TO BE DONE —
1. State whether each statement below agrees with the passage on Pt_xY nanoparticles, answering yes or no and quoting the deciding words: (a) the Pt–Y and Ru nanoparticles were filtered with a quadrupole mass filter; (b) the gas aggregation method is compatible with ultrahigh vacuum; (c) the electron microscope was operated at 300 kV accelerating voltage.
2. Reproduce the rows between the line holding "remove-symbol[interactable]: – <box>765" and the line holding "edit-pencil-icon[interactable] <box>826 4", inclusive.

PASSAGE —
━━━━━━━━━━

These issues stress the necessity of checking the quality of the deposited samples, e.g. via transmission electron microscopy (TEM), X-ray photoelectron spectroscopy (XPS) and ion scattering spectroscopy (ISS).

In this paper, we show how different Pt_xY chemical composition affects the particle activity for ORR.

Furthermore, we discuss the conditions under which dendritic Pt_xY nanostructures are produced; we show that their electrochemical activity for ORR varies as a function of the morphology of the Pt_xY nanostructure.

Finally, we qualitatively correlate the quality of the deposited nanoparticle sample with the evolution in time of the deposition current versus mass curves, measured using a time of flight analyzer (TOF). We present a method to minimize the problem of multiple masses production, thereby greatly reducing the risk of compromising an experimental sample. Although the study is conducted on Pt_xY particles, the method is completely general.

Experimental

The Pt_xY nanoparticles were prepared using a magnetron sputter gas aggregation source (Birmingham Instruments Inc.), combined with a von Issendorff time-of-flight mass filter, and deposited onto Lacey Carbon-coated Au or Si₃N₄ (for the Ru reference) TEM grids mounted in a multichamber ultrahigh vacuum (UHV) system (Omicron, Multiscan Lab) with a base pressure in the low 10⁻¹⁰ mbar region. The gas aggregation technique involves Ar⁺ sputtering of a target (in this study Ru and Pt 9 : 1 Y, Pt 3 : 1 Y alloy targets from Kurt J. Lesker Inc.), to produce an atomic vapor that is condensed into nanoparticles through collisions with cooled Ar and He gas. The gas aggregation method is particularly useful in the context of formation of metallic nanoparticles from materials such as yttrium that have high affinities for oxygen, as it is an ultrahigh vacuum compatible method where oxygen is present at extremely low levels. The second chief advantage arises from the fact that a high fraction of the nanoparticles produced via Ar⁺ sputtering are ionized,⁵⁴ thus the particles can be filtered based on their mass-to-charge ratio, which in turn allows the deposition of particles with narrow size distributions. In our experiments the Pt–Y and the Ru nanoparticles are filtered using a time-of-flight mass filter.⁵⁵

Nanoparticle size distributions were obtained from TEM and high angle annular dark field (HAADF) STEM micrographs were acquired using a probe C_s-corrected FEI Titan Analytical 80–300 electron microscope operated at 300 kV accelerating voltage.

━━━━━━━━━━

INFORMATION SHOWN —
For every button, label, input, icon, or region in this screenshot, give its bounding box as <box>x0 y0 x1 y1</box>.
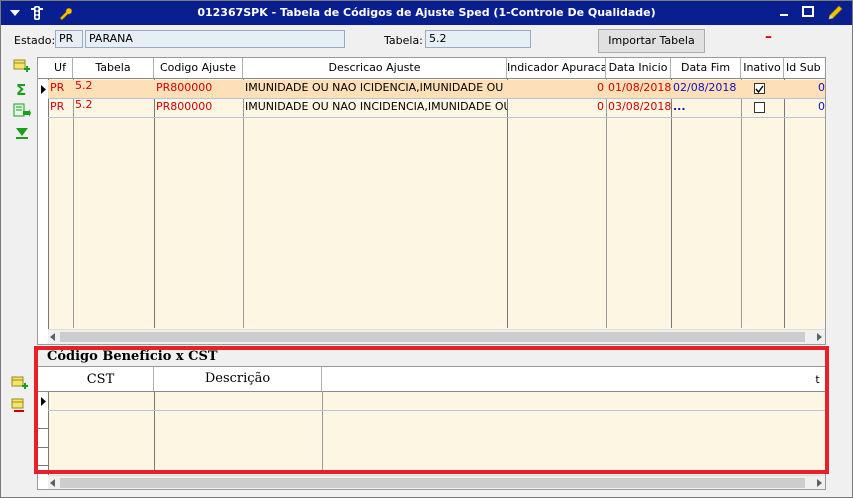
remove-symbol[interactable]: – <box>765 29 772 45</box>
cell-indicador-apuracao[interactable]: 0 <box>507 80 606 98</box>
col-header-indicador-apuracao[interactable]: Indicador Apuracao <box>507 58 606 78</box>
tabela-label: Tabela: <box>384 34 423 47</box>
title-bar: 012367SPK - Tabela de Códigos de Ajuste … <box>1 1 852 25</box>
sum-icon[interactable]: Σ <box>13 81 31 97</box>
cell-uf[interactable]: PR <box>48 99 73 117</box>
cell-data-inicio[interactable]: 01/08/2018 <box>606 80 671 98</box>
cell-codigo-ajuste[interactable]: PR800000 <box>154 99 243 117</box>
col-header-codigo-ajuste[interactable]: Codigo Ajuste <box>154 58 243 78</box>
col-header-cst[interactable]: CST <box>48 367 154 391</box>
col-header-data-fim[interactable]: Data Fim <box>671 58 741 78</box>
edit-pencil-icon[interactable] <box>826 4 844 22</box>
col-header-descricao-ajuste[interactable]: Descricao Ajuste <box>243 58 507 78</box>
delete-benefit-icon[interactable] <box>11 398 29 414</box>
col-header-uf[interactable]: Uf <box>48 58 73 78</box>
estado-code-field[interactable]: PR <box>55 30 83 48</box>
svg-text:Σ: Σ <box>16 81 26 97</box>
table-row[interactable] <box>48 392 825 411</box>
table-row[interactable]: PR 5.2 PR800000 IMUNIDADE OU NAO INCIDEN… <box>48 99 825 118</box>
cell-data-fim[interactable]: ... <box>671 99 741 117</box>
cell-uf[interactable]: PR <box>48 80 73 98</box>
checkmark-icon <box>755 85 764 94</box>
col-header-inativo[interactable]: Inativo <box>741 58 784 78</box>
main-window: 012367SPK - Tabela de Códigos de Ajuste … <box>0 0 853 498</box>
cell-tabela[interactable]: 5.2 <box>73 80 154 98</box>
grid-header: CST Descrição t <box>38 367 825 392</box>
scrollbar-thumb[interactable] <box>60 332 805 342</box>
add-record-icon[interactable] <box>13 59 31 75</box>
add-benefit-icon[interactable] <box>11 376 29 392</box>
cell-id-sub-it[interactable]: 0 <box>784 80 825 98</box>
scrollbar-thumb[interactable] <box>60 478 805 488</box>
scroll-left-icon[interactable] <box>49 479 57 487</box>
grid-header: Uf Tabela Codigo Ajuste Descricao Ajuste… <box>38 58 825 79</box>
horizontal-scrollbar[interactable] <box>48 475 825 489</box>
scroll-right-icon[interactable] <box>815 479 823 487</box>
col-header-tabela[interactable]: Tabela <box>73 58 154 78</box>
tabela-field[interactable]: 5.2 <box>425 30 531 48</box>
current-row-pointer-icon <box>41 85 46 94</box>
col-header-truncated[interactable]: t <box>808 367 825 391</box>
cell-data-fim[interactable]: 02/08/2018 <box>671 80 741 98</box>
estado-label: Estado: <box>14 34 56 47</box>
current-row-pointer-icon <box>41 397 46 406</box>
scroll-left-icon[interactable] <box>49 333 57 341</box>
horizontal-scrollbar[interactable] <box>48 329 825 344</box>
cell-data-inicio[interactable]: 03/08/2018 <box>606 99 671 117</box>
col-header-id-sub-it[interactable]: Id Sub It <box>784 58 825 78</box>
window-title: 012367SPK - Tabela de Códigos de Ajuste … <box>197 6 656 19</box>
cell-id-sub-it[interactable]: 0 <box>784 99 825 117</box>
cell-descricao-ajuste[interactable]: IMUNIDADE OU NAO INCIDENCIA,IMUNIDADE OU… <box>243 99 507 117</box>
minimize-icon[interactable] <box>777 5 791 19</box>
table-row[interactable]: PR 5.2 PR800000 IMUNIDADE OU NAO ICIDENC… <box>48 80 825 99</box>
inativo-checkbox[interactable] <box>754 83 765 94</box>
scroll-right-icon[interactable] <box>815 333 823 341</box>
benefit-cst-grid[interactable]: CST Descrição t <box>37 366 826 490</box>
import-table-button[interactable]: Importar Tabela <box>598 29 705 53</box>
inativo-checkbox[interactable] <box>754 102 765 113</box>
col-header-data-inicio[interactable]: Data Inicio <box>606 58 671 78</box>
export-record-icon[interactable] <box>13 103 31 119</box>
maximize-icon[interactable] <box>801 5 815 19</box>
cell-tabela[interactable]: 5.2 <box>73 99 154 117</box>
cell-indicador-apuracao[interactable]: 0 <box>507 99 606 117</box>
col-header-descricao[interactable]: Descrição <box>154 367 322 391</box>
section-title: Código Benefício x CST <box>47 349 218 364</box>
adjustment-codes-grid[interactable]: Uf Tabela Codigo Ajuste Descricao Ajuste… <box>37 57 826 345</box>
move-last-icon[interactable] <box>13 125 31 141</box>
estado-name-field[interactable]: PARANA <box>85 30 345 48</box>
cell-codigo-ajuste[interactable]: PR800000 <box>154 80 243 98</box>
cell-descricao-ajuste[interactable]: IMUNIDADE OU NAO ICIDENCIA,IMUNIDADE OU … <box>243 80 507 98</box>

━━━━━━━━━━

RESPONSES BY TASK —
1.
(a) No: "In our experiments the Pt–Y and the Ru nanoparticles are filtered using a time-of-flight mass filter."
(b) Yes: "it is an ultrahigh vacuum compatible method where oxygen is present at extremely low levels"
(c) Yes: "operated at 300 kV accelerating voltage"

2.
remove-symbol[interactable]: – <box>765 29 772 45</box>
cell-indicador-apuracao[interactable]: 0 <box>507 80 606 98</box>
col-header-indicador-apuracao[interactable]: Indicador Apuracao <box>507 58 606 78</box>
tabela-label: Tabela: <box>384 34 423 47</box>
title-bar: 012367SPK - Tabela de Códigos de Ajuste … <box>1 1 852 25</box>
sum-icon[interactable]: Σ <box>13 81 31 97</box>
cell-uf[interactable]: PR <box>48 99 73 117</box>
cell-data-inicio[interactable]: 01/08/2018 <box>606 80 671 98</box>
cell-codigo-ajuste[interactable]: PR800000 <box>154 99 243 117</box>
col-header-codigo-ajuste[interactable]: Codigo Ajuste <box>154 58 243 78</box>
col-header-cst[interactable]: CST <box>48 367 154 391</box>
col-header-data-fim[interactable]: Data Fim <box>671 58 741 78</box>
edit-pencil-icon[interactable] <box>826 4 844 22</box>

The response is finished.